*DIRECTIVE:*
Check every line of the entries for "favourite", and copy the lines that hold it.
######
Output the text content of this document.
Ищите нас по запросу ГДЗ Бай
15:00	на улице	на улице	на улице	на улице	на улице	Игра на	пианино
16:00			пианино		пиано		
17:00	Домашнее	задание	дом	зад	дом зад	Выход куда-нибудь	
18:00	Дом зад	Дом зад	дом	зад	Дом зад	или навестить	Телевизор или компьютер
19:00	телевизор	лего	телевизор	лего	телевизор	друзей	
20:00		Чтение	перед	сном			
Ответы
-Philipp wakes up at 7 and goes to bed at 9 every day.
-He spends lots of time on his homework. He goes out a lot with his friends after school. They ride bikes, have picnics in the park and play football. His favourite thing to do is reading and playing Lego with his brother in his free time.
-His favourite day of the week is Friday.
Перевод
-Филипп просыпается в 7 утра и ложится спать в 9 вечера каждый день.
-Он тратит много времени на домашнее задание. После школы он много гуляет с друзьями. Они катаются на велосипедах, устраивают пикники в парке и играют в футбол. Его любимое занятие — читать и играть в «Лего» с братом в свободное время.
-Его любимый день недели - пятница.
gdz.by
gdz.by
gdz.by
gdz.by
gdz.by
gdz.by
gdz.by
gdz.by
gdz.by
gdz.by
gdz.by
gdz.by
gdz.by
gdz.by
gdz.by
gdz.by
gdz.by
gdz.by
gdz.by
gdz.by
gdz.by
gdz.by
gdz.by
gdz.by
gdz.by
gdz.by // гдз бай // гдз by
######
*SOLUTION BELOW:*
-He spends lots of time on his homework. He goes out a lot with his friends after school. They ride bikes, have picnics in the park and play football. His favourite thing to do is reading and playing Lego with his brother in his free time.
-His favourite day of the week is Friday.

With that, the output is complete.